*AIM*. Give the entries again exactly, every one of them.

══ MATERIAL FOR THIS TASK ══

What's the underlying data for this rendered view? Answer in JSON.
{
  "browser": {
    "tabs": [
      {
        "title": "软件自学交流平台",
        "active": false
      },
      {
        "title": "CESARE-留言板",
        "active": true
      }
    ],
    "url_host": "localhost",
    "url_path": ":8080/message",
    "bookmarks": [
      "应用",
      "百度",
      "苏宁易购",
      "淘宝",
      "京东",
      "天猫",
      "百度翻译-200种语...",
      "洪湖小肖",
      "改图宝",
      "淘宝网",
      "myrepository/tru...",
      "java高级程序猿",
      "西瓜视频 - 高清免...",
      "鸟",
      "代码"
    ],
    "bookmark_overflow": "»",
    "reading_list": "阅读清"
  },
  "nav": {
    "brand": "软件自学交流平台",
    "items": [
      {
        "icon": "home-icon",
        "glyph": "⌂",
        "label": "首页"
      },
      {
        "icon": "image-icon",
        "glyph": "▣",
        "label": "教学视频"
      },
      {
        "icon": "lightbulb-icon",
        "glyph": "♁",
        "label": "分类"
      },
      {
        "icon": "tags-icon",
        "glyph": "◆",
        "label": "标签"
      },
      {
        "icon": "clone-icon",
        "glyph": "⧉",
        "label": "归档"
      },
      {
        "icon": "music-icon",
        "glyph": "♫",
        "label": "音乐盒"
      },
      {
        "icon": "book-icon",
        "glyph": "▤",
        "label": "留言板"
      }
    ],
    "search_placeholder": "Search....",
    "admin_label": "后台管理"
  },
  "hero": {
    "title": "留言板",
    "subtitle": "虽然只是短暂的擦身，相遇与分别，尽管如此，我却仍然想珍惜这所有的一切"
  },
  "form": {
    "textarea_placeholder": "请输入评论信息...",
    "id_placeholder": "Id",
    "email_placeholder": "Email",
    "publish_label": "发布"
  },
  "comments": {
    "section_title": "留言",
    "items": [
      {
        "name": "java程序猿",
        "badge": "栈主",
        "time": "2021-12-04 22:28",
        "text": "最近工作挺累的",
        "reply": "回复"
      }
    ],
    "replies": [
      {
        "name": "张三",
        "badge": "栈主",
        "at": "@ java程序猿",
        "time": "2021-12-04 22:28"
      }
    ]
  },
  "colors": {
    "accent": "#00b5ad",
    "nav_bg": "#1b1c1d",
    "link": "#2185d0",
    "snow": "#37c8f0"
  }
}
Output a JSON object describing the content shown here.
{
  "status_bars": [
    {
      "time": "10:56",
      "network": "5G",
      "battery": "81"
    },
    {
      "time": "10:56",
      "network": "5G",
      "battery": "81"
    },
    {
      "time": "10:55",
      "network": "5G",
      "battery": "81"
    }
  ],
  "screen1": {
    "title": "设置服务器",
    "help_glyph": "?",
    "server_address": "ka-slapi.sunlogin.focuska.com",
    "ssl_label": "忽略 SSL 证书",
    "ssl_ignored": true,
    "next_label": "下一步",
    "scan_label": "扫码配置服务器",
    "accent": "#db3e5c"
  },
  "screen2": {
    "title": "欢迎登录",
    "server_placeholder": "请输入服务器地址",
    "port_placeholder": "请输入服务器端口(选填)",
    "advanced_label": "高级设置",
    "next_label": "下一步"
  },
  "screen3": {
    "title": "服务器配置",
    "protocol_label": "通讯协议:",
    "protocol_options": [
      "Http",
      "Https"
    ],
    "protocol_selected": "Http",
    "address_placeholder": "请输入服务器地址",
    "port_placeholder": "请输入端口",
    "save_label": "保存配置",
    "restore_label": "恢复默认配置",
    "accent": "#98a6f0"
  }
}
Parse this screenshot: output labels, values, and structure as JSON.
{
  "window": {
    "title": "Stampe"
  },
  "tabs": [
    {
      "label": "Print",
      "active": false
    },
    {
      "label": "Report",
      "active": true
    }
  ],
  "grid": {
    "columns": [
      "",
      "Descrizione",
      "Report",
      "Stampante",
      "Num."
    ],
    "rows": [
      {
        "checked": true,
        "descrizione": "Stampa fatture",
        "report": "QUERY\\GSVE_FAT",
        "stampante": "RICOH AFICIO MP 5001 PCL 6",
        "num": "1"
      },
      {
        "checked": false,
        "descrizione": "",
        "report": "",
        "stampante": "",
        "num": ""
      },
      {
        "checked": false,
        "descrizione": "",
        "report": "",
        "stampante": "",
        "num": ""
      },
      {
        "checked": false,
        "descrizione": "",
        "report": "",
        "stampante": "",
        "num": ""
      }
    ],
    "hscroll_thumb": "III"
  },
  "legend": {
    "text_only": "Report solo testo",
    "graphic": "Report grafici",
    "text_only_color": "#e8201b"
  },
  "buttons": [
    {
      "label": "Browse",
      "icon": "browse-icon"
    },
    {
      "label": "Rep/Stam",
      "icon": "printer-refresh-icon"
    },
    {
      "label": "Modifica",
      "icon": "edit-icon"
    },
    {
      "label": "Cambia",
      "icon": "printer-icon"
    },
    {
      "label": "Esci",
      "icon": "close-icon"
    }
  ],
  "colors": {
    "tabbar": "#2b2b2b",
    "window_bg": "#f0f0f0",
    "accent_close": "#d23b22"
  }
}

═══

*FINAL RESULT*.
What's the underlying data for this rendered view? Answer in JSON.
{
  "browser": {
    "tabs": [
      {
        "title": "软件自学交流平台",
        "active": false
      },
      {
        "title": "CESARE-留言板",
        "active": true
      }
    ],
    "url_host": "localhost",
    "url_path": ":8080/message",
    "bookmarks": [
      "应用",
      "百度",
      "苏宁易购",
      "淘宝",
      "京东",
      "天猫",
      "百度翻译-200种语...",
      "洪湖小肖",
      "改图宝",
      "淘宝网",
      "myrepository/tru...",
      "java高级程序猿",
      "西瓜视频 - 高清免...",
      "鸟",
      "代码"
    ],
    "bookmark_overflow": "»",
    "reading_list": "阅读清"
  },
  "nav": {
    "brand": "软件自学交流平台",
    "items": [
      {
        "icon": "home-icon",
        "glyph": "⌂",
        "label": "首页"
      },
      {
        "icon": "image-icon",
        "glyph": "▣",
        "label": "教学视频"
      },
      {
        "icon": "lightbulb-icon",
        "glyph": "♁",
        "label": "分类"
      },
      {
        "icon": "tags-icon",
        "glyph": "◆",
        "label": "标签"
      },
      {
        "icon": "clone-icon",
        "glyph": "⧉",
        "label": "归档"
      },
      {
        "icon": "music-icon",
        "glyph": "♫",
        "label": "音乐盒"
      },
      {
        "icon": "book-icon",
        "glyph": "▤",
        "label": "留言板"
      }
    ],
    "search_placeholder": "Search....",
    "admin_label": "后台管理"
  },
  "hero": {
    "title": "留言板",
    "subtitle": "虽然只是短暂的擦身，相遇与分别，尽管如此，我却仍然想珍惜这所有的一切"
  },
  "form": {
    "textarea_placeholder": "请输入评论信息...",
    "id_placeholder": "Id",
    "email_placeholder": "Email",
    "publish_label": "发布"
  },
  "comments": {
    "section_title": "留言",
    "items": [
      {
        "name": "java程序猿",
        "badge": "栈主",
        "time": "2021-12-04 22:28",
        "text": "最近工作挺累的",
        "reply": "回复"
      }
    ],
    "replies": [
      {
        "name": "张三",
        "badge": "栈主",
        "at": "@ java程序猿",
        "time": "2021-12-04 22:28"
      }
    ]
  },
  "colors": {
    "accent": "#00b5ad",
    "nav_bg": "#1b1c1d",
    "link": "#2185d0",
    "snow": "#37c8f0"
  }
}
Output a JSON object describing the content shown here.
{
  "status_bars": [
    {
      "time": "10:56",
      "network": "5G",
      "battery": "81"
    },
    {
      "time": "10:56",
      "network": "5G",
      "battery": "81"
    },
    {
      "time": "10:55",
      "network": "5G",
      "battery": "81"
    }
  ],
  "screen1": {
    "title": "设置服务器",
    "help_glyph": "?",
    "server_address": "ka-slapi.sunlogin.focuska.com",
    "ssl_label": "忽略 SSL 证书",
    "ssl_ignored": true,
    "next_label": "下一步",
    "scan_label": "扫码配置服务器",
    "accent": "#db3e5c"
  },
  "screen2": {
    "title": "欢迎登录",
    "server_placeholder": "请输入服务器地址",
    "port_placeholder": "请输入服务器端口(选填)",
    "advanced_label": "高级设置",
    "next_label": "下一步"
  },
  "screen3": {
    "title": "服务器配置",
    "protocol_label": "通讯协议:",
    "protocol_options": [
      "Http",
      "Https"
    ],
    "protocol_selected": "Http",
    "address_placeholder": "请输入服务器地址",
    "port_placeholder": "请输入端口",
    "save_label": "保存配置",
    "restore_label": "恢复默认配置",
    "accent": "#98a6f0"
  }
}
Parse this screenshot: output labels, values, and structure as JSON.
{
  "window": {
    "title": "Stampe"
  },
  "tabs": [
    {
      "label": "Print",
      "active": false
    },
    {
      "label": "Report",
      "active": true
    }
  ],
  "grid": {
    "columns": [
      "",
      "Descrizione",
      "Report",
      "Stampante",
      "Num."
    ],
    "rows": [
      {
        "checked": true,
        "descrizione": "Stampa fatture",
        "report": "QUERY\\GSVE_FAT",
        "stampante": "RICOH AFICIO MP 5001 PCL 6",
        "num": "1"
      },
      {
        "checked": false,
        "descrizione": "",
        "report": "",
        "stampante": "",
        "num": ""
      },
      {
        "checked": false,
        "descrizione": "",
        "report": "",
        "stampante": "",
        "num": ""
      },
      {
        "checked": false,
        "descrizione": "",
        "report": "",
        "stampante": "",
        "num": ""
      }
    ],
    "hscroll_thumb": "III"
  },
  "legend": {
    "text_only": "Report solo testo",
    "graphic": "Report grafici",
    "text_only_color": "#e8201b"
  },
  "buttons": [
    {
      "label": "Browse",
      "icon": "browse-icon"
    },
    {
      "label": "Rep/Stam",
      "icon": "printer-refresh-icon"
    },
    {
      "label": "Modifica",
      "icon": "edit-icon"
    },
    {
      "label": "Cambia",
      "icon": "printer-icon"
    },
    {
      "label": "Esci",
      "icon": "close-icon"
    }
  ],
  "colors": {
    "tabbar": "#2b2b2b",
    "window_bg": "#f0f0f0",
    "accent_close": "#d23b22"
  }
}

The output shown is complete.